Written request =
Scan the data below for the string "Verify". Show every line where it turns up.

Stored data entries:

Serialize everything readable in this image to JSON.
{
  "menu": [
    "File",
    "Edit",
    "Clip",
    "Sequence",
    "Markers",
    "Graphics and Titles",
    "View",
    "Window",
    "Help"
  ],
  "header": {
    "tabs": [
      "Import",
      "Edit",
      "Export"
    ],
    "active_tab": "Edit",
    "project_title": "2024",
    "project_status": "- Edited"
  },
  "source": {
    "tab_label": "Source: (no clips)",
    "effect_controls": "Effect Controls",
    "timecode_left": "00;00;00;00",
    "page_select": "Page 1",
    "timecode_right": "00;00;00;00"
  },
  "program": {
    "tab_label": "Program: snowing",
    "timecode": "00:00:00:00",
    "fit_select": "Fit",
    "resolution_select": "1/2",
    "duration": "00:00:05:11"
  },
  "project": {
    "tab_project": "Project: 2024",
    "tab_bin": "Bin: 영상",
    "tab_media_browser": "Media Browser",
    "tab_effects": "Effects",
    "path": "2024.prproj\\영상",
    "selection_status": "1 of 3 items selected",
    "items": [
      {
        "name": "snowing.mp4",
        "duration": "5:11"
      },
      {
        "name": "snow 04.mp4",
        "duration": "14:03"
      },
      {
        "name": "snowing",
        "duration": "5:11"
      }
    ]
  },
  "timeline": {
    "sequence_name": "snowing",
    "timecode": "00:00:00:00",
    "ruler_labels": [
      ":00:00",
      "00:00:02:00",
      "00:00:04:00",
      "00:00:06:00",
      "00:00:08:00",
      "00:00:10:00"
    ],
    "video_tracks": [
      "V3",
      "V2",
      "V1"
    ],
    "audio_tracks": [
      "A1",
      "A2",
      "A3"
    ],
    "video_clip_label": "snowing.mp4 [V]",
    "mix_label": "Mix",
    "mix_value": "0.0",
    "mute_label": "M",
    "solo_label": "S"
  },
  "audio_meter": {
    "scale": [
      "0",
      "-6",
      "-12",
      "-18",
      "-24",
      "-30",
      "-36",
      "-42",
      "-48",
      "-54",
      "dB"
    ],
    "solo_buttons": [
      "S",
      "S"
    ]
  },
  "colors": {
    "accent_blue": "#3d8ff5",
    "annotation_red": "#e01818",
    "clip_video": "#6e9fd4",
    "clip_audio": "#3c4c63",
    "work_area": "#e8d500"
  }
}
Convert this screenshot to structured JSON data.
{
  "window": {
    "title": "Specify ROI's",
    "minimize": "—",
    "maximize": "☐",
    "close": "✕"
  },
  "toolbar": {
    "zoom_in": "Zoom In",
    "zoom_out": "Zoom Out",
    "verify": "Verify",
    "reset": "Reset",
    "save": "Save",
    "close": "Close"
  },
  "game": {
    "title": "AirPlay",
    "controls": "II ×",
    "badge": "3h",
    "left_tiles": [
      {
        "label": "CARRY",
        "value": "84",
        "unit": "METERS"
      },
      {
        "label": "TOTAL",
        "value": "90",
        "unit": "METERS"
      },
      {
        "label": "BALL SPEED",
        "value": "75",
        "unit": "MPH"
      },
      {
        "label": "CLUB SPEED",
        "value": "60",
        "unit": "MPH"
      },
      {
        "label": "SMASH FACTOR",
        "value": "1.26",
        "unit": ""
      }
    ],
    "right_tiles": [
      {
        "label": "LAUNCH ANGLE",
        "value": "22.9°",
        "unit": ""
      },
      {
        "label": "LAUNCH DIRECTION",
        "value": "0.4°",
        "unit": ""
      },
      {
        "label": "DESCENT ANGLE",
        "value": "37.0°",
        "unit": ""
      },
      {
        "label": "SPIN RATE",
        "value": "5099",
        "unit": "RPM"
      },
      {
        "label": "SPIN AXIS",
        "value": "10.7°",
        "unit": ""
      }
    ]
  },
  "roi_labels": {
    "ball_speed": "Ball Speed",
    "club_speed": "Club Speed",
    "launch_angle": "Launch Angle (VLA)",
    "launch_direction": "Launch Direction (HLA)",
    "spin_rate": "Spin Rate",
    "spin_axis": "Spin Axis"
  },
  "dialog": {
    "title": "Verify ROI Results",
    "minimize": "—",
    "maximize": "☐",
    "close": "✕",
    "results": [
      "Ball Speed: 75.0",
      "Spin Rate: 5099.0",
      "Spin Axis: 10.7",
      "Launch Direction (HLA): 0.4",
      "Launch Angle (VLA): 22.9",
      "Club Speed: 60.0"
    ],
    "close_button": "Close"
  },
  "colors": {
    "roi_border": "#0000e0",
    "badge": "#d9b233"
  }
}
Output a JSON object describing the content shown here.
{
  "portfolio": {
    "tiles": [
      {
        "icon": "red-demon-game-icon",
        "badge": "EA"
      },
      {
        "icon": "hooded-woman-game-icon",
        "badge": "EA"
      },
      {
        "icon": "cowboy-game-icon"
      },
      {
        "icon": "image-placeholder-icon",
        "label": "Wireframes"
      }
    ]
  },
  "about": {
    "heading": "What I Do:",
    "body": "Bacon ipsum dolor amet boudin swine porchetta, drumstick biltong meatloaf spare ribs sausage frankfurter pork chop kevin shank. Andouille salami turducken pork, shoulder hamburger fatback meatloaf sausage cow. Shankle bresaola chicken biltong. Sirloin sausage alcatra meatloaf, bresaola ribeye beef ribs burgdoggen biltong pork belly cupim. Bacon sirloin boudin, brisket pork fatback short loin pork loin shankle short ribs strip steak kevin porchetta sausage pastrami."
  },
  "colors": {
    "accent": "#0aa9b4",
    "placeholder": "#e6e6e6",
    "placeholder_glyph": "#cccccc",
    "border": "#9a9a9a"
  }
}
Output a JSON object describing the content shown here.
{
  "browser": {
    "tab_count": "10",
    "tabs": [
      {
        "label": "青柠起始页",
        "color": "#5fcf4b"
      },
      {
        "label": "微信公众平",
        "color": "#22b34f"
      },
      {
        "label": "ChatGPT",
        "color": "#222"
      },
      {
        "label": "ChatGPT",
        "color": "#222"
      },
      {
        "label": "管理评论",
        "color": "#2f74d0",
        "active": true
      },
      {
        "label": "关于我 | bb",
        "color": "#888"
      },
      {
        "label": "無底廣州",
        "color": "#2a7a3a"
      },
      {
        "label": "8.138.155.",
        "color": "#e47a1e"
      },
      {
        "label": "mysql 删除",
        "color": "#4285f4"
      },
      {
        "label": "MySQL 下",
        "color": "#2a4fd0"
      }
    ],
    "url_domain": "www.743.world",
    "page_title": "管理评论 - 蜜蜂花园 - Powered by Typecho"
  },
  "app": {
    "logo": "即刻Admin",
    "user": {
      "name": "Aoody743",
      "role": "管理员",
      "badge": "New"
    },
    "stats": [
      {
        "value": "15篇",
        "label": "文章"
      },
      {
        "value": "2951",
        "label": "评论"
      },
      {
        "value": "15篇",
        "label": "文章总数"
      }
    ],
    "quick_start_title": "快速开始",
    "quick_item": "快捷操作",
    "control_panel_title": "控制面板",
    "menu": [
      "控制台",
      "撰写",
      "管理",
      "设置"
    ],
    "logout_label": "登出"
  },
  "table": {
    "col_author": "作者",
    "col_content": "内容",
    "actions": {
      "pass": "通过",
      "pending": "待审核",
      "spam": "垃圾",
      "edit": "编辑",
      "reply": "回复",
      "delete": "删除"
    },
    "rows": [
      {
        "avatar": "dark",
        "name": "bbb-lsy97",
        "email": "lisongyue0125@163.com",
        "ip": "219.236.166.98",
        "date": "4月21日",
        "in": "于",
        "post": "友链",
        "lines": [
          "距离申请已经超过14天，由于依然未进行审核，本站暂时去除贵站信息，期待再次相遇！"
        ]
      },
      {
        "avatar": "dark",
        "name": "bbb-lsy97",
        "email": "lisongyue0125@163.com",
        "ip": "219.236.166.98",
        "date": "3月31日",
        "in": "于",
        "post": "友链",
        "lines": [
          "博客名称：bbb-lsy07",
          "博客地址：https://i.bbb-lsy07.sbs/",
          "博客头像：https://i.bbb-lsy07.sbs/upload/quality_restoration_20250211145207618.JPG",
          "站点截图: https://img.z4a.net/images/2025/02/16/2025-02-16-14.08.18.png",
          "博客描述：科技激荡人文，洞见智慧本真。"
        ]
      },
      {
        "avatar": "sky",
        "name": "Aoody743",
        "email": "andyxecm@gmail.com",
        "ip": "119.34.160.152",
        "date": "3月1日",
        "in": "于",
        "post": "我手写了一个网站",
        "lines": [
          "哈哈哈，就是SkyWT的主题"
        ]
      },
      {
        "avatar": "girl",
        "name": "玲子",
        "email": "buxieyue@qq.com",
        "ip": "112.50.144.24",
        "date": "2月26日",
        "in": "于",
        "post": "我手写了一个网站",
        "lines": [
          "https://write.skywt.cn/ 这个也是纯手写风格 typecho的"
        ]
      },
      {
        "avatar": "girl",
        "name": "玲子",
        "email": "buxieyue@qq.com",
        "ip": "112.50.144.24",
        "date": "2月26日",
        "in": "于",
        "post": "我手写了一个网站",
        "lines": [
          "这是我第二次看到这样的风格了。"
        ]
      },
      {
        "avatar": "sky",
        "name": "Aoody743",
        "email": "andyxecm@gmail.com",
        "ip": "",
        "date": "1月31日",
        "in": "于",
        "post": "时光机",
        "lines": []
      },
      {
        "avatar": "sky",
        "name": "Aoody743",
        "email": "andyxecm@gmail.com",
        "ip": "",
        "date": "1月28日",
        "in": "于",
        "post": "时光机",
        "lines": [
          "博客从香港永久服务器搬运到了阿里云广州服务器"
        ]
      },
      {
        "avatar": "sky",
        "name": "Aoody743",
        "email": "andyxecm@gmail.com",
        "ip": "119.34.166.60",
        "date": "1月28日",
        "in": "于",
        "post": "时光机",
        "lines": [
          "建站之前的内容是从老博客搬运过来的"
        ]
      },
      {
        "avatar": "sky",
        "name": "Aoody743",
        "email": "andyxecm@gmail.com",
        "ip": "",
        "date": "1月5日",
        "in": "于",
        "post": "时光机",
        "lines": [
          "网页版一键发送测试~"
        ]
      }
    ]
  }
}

Task result =
    "verify": "Verify",
    "title": "Verify ROI Results",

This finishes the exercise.